EXERCISE INSTRUCTIONS
Reproduce the records verbatim from their first line through the line containing "Bar [406, 185, 421, 198]", including that line.

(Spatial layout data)
=-=-=-=-=
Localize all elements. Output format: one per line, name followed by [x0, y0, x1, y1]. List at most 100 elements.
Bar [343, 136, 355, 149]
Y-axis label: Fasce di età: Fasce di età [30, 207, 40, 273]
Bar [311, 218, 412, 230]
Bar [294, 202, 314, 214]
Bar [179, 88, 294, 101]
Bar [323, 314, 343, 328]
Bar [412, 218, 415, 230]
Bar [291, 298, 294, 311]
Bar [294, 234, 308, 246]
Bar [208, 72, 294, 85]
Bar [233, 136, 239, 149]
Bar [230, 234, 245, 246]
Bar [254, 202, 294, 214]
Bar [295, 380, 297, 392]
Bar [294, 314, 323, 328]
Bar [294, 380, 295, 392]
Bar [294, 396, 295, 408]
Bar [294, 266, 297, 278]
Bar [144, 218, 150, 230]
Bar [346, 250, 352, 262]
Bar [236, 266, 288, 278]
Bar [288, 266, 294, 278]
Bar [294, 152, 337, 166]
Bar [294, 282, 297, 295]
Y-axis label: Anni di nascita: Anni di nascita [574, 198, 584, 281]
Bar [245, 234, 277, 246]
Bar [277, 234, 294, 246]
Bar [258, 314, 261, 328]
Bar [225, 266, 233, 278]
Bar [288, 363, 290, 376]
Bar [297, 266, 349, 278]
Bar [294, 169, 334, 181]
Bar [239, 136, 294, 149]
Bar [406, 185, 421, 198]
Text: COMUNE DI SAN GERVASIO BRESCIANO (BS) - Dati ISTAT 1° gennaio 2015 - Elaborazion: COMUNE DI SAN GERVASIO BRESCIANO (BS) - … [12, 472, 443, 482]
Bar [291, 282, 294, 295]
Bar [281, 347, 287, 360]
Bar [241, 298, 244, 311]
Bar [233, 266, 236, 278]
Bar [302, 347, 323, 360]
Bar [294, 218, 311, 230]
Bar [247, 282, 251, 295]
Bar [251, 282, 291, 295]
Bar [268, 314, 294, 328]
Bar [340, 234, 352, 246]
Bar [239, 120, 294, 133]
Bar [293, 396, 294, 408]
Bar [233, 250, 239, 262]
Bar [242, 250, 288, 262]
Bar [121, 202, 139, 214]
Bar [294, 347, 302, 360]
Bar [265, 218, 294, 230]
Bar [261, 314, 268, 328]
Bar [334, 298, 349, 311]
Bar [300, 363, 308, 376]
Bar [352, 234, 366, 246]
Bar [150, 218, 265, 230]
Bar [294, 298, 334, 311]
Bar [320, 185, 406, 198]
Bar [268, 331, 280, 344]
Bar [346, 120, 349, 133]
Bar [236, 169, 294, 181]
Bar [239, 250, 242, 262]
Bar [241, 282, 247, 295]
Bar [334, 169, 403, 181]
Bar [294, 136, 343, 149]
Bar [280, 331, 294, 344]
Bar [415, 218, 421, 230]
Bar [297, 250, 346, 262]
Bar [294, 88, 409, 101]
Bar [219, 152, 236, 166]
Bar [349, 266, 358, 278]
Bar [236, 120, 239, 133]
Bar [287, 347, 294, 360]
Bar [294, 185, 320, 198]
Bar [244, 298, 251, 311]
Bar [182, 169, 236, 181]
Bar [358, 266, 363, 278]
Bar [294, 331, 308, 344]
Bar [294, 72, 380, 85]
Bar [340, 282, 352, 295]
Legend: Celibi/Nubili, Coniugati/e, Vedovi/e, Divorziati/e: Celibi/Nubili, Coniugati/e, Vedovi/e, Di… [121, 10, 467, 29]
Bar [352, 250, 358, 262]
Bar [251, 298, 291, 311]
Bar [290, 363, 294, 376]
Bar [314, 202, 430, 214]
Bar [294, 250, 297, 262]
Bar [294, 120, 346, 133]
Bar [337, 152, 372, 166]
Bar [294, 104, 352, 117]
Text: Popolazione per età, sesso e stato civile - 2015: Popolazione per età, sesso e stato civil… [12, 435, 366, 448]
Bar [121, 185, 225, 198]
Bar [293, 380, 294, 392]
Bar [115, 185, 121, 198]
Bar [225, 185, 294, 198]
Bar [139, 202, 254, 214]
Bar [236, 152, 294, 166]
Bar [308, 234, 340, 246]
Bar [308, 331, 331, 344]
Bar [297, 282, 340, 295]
=-=-=-=-=
ANSWER TO THIS TASK
Localize all elements. Output format: one per line, name followed by [x0, y0, x1, y1]. List at most 100 elements.
Bar [343, 136, 355, 149]
Y-axis label: Fasce di età: Fasce di età [30, 207, 40, 273]
Bar [311, 218, 412, 230]
Bar [294, 202, 314, 214]
Bar [179, 88, 294, 101]
Bar [323, 314, 343, 328]
Bar [412, 218, 415, 230]
Bar [291, 298, 294, 311]
Bar [294, 234, 308, 246]
Bar [208, 72, 294, 85]
Bar [233, 136, 239, 149]
Bar [230, 234, 245, 246]
Bar [254, 202, 294, 214]
Bar [295, 380, 297, 392]
Bar [294, 314, 323, 328]
Bar [294, 380, 295, 392]
Bar [294, 396, 295, 408]
Bar [294, 266, 297, 278]
Bar [144, 218, 150, 230]
Bar [346, 250, 352, 262]
Bar [236, 266, 288, 278]
Bar [288, 266, 294, 278]
Bar [294, 152, 337, 166]
Bar [294, 282, 297, 295]
Y-axis label: Anni di nascita: Anni di nascita [574, 198, 584, 281]
Bar [245, 234, 277, 246]
Bar [277, 234, 294, 246]
Bar [258, 314, 261, 328]
Bar [225, 266, 233, 278]
Bar [288, 363, 290, 376]
Bar [297, 266, 349, 278]
Bar [294, 169, 334, 181]
Bar [239, 136, 294, 149]
Bar [406, 185, 421, 198]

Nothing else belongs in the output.